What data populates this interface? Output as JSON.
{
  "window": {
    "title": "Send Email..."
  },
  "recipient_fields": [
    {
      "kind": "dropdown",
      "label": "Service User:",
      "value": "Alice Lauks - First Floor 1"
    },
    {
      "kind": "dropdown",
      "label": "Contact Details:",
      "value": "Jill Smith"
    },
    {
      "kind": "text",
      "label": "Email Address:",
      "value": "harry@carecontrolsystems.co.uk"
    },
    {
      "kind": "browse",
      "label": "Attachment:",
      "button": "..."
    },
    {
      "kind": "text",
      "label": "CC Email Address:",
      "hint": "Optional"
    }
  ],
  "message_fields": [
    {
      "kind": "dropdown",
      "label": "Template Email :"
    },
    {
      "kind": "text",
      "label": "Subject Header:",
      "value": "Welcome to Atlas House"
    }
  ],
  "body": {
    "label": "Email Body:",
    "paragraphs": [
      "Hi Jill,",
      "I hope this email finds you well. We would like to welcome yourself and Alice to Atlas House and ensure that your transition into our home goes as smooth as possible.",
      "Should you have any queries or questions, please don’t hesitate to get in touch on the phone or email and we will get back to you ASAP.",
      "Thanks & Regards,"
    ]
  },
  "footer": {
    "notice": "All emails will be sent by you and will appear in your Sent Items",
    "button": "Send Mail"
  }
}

*****

TASK STATEMENT: Give only the number of lines in the records that contain the string "Address".

ANSWER TO THIS EXERCISE: 2